- _WHAT TO WORK ON_:
**a)** Answer these questions about the switchdev FDB patch, marking each answer to match:
(i) What does the strategy copy into the deferred work?
(ii) Which call marks the point where the shelf life of the cookies ends?
(iii) How many insertions and deletions does the file summary report?
**b)** Pick up the switchdev FDB patch right after its closing summary of changed files, and carry it forward.
— Begin DOCUMENT EXCERPT —
The strategy is to copy the entire struct switchdev_notifier_fdb_info to
our deferred work, since that contains pointers to the bridge cookies
waiting for us to tell it how things went with offloading the FDB entry.

Now that we have a full struct switchdev_notifier_fdb_info in the
deferred work, we can use that just fine to call dsa_fdb_offload_notify,
although that is not the primary purpose of this patch.

The shelf life of the cookies is basically right until the point where
we call switchdev_fdb_mark_done(). Since that wakes up the completion
and therefore the process that called into the bridge, it can just as
well free its on-stack data structures, so drivers can do nothing
(safely) with their struct switchdev_notifier_fdb_info copy after that
point.

Signed-off-by: Vladimir Oltean <vladimir.oltean@nxp.com>
---
 net/dsa/dsa_priv.h |  6 +-----
 net/dsa/slave.c    | 42 +++++++++++++-----------------------------
 2 files changed, 14 insertions(+), 34 deletions(-)
— End DOCUMENT EXCERPT —
— Begin SUPPLIED INFORMATION —
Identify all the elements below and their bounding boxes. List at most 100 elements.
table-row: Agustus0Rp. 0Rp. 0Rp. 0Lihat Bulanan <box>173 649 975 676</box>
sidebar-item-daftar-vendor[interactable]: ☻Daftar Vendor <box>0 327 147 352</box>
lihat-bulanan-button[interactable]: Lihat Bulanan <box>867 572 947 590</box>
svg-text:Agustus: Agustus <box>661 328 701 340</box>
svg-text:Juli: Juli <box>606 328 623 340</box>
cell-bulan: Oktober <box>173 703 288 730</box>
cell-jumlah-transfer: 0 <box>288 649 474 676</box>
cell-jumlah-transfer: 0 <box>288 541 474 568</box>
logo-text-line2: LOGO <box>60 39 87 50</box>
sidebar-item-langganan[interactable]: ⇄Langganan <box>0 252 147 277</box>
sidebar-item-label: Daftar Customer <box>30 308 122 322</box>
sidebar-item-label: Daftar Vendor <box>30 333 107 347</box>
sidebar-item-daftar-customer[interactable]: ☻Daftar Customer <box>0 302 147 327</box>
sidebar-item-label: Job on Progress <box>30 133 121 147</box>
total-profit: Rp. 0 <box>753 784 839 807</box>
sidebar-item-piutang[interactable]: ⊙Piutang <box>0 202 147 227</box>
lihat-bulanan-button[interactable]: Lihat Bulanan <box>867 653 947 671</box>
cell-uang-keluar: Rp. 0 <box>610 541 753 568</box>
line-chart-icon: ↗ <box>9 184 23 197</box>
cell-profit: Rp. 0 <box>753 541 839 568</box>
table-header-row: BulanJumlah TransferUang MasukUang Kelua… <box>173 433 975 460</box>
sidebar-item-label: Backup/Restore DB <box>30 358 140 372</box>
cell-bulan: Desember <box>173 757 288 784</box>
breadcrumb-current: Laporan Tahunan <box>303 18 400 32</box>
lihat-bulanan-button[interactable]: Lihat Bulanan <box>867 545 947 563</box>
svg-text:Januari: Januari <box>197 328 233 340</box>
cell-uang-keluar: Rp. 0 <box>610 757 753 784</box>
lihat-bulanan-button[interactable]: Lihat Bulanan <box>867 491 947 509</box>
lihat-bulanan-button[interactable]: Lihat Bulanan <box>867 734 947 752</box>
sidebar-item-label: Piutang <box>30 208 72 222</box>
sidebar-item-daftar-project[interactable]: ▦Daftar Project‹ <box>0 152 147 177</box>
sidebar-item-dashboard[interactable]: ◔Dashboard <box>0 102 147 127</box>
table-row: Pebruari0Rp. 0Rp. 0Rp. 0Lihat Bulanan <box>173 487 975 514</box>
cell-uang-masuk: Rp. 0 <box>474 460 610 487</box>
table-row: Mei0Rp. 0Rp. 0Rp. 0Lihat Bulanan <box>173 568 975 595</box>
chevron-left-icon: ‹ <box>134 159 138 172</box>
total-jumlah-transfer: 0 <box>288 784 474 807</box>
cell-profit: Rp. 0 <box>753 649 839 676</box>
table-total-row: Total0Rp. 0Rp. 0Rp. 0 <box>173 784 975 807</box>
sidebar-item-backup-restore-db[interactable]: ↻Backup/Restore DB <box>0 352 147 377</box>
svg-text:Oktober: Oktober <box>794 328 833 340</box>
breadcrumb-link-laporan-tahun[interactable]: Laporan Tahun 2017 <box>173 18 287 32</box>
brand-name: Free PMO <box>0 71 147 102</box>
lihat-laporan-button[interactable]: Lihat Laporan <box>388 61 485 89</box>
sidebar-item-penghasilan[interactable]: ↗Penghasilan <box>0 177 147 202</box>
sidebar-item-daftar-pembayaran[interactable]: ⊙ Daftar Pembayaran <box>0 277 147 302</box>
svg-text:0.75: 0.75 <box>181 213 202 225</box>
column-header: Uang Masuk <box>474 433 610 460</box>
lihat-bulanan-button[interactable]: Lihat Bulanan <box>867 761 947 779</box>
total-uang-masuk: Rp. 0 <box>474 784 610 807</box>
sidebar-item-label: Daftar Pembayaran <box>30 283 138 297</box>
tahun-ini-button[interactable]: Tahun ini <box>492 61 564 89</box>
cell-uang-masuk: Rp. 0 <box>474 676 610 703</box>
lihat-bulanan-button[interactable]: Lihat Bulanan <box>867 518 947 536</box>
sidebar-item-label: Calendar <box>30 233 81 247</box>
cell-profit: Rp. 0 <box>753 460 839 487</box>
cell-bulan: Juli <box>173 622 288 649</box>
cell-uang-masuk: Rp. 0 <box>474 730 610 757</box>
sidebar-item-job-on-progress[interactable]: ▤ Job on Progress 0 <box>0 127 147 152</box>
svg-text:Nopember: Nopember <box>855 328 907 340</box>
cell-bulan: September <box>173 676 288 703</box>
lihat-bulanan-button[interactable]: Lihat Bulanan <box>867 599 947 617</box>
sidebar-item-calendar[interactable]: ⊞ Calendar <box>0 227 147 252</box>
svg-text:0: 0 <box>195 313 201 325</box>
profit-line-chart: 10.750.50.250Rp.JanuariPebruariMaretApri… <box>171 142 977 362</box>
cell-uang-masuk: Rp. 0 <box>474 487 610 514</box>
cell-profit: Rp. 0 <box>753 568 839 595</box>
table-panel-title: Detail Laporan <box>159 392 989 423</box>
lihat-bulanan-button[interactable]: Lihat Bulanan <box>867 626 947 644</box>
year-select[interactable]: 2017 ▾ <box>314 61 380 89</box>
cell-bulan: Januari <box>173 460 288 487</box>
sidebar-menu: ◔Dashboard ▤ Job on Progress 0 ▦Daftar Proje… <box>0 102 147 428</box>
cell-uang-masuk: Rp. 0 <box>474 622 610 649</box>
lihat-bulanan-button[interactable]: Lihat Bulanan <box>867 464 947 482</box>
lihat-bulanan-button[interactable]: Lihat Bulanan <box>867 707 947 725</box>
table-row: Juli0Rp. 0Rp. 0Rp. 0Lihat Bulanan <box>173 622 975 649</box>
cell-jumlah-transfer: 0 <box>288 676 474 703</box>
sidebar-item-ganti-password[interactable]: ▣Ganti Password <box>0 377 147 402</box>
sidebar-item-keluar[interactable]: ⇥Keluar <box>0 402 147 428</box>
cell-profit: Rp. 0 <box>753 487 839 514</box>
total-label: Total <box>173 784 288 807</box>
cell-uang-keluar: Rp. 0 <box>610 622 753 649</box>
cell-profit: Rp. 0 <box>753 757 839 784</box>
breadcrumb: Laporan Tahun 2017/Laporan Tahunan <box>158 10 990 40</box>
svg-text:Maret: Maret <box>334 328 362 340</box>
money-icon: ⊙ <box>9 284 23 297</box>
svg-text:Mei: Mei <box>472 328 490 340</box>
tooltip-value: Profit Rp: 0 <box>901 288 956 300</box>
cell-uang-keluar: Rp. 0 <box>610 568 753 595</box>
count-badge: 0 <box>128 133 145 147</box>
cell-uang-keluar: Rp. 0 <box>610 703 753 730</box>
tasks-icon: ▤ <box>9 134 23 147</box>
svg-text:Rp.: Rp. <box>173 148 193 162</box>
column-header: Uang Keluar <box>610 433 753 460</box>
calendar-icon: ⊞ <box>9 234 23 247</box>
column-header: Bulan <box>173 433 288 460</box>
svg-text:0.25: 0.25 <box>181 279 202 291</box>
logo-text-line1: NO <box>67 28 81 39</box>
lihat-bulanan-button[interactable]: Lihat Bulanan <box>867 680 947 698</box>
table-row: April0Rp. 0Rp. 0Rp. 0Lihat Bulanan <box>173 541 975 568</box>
— End SUPPLIED INFORMATION —
- _SOLVED TASKS_:
**a)**
(i) The entire struct switchdev_notifier_fdb_info.
(ii) switchdev_fdb_mark_done().
(iii) 14 insertions and 34 deletions.

**b)**
diff --git a/net/dsa/dsa_priv.h b/net/dsa/dsa_priv.h
index a5c9bc7b66c6..5d3f8291ec7f 100644
--- a/net/dsa/dsa_priv.h
+++ b/net/dsa/dsa_priv.h
@@ -131,11 +131,7 @@ struct dsa_switchdev_event_work {
 	struct net_device *dev;
 	struct work_struct work;
 	unsigned long event;
-	/* Specific for SWITCHDEV_FDB_ADD_TO_DEVICE and
-	 * SWITCHDEV_FDB_DEL_TO_DEVICE
-	 */
-	unsigned char addr[ETH_ALEN];
-	u16 vid;
+	struct switchdev_notifier_fdb_info fdb_info;
 	bool host_addr;
 };
 
diff --git a/net/dsa/slave.c b/net/dsa/slave.c
index af573d16dff5..1329e56e22ca 100644
--- a/net/dsa/slave.c
+++ b/net/dsa/slave.c
@@ -2388,66 +2388,50 @@ static int dsa_slave_netdevice_event(struct notifier_block *nb,
 static void
 dsa_fdb_offload_notify(struct dsa_switchdev_event_work *switchdev_work)
 {
-	struct switchdev_notifier_fdb_info info = {};
+	struct switchdev_notifier_fdb_info *fdb_info = &switchdev_work->fdb_info;
 	struct dsa_switch *ds = switchdev_work->ds;
 	struct dsa_port *dp;
 
 	if (!dsa_is_user_port(ds, switchdev_work->port))
 		return;
 
-	ether_addr_copy(info.addr, switchdev_work->addr);
-	info.vid = switchdev_work->vid;
-	info.offloaded = true;
+	fdb_info->offloaded = true;
 	dp = dsa_to_port(ds, switchdev_work->port);
 	call_switchdev_notifiers(SWITCHDEV_FDB_OFFLOADED,
-				 dp->slave, &info.info, NULL);
+				 dp->slave, &fdb_info->info, NULL);
 }
 
 static void dsa_slave_switchdev_event_work(struct work_struct *work)
 {
+	struct netlink_ext_ack *extack;
 	struct dsa_switchdev_event_work *switchdev_work =
 		container_of(work, struct dsa_switchdev_event_work, work);
+	struct switchdev_notifier_fdb_info *fdb_info = &switchdev_work->fdb_info;
 	struct dsa_switch *ds = switchdev_work->ds;
 	struct dsa_port *dp;
 	int err;
 
 	dp = dsa_to_port(ds, switchdev_work->port);
+	extack = switchdev_notifier_info_to_extack(&fdb_info->info);
 
 	switch (switchdev_work->event) {
 	case SWITCHDEV_FDB_ADD_TO_DEVICE:
 		if (switchdev_work->host_addr)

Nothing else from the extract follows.